Filter the data for lines with the word "this", then copy every line so identified.

_MATERIAL SHOWN_
········
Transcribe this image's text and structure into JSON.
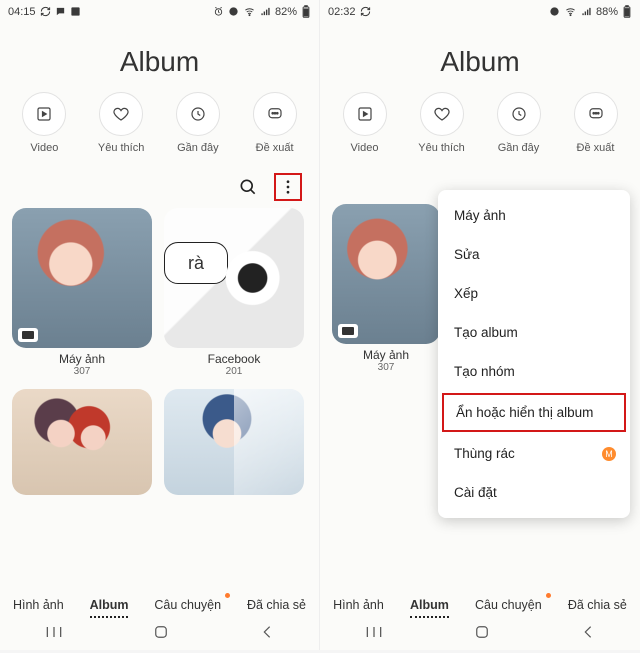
········
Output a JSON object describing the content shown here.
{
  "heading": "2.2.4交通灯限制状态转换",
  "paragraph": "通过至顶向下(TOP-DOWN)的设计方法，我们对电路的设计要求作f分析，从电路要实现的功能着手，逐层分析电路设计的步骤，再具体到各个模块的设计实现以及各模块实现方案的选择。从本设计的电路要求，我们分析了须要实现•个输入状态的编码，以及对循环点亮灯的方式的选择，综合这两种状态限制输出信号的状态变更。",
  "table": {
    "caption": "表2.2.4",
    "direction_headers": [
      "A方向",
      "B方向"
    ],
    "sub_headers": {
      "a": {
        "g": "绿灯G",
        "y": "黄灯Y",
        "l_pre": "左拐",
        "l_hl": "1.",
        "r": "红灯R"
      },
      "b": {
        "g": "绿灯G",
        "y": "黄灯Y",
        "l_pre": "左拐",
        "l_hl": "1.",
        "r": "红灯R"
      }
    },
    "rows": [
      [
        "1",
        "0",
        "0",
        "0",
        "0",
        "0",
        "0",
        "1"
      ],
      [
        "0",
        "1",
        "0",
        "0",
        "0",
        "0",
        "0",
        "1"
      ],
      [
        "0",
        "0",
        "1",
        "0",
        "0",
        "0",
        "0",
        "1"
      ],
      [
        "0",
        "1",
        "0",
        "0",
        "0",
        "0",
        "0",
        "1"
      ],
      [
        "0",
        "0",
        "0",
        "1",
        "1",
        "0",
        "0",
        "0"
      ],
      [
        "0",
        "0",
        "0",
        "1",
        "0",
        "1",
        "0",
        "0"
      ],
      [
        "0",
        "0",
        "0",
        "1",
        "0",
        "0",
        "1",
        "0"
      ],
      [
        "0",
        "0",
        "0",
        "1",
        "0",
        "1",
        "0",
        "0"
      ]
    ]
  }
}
········
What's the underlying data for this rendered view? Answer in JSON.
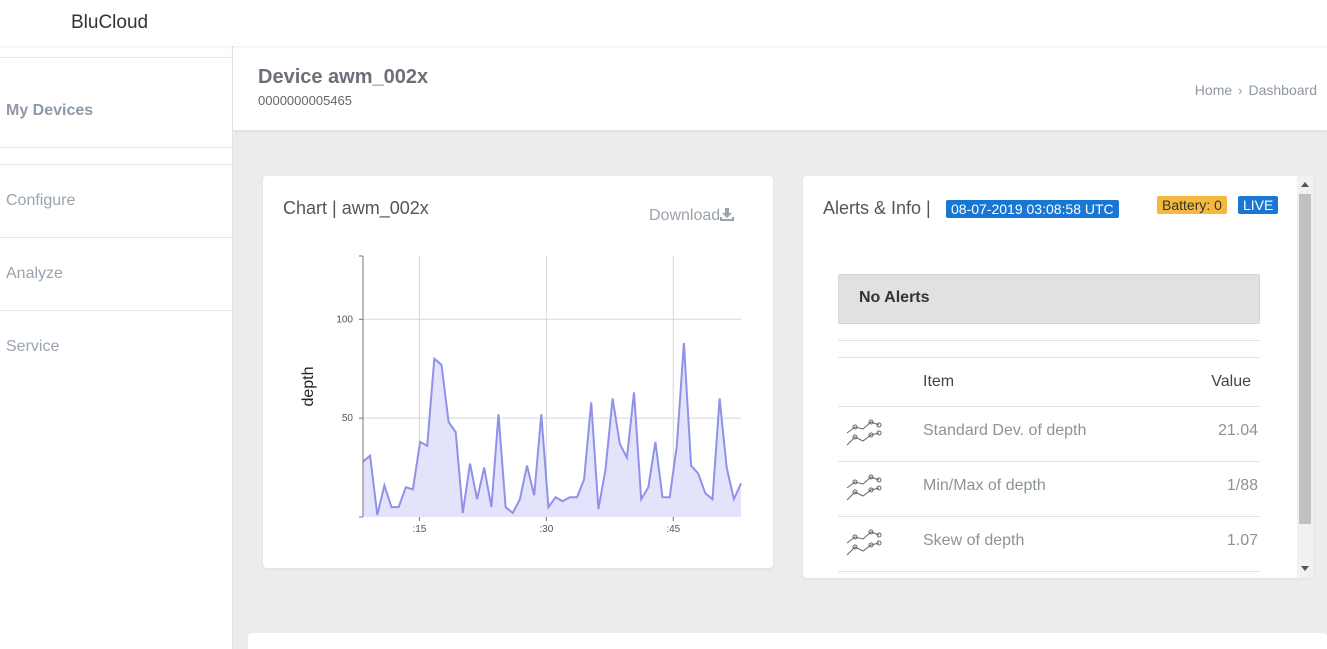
········
_WRITTEN SOLUTION_
Transcribe this image's text and structure into JSON.
What's the underlying data for this rendered view? Answer in JSON.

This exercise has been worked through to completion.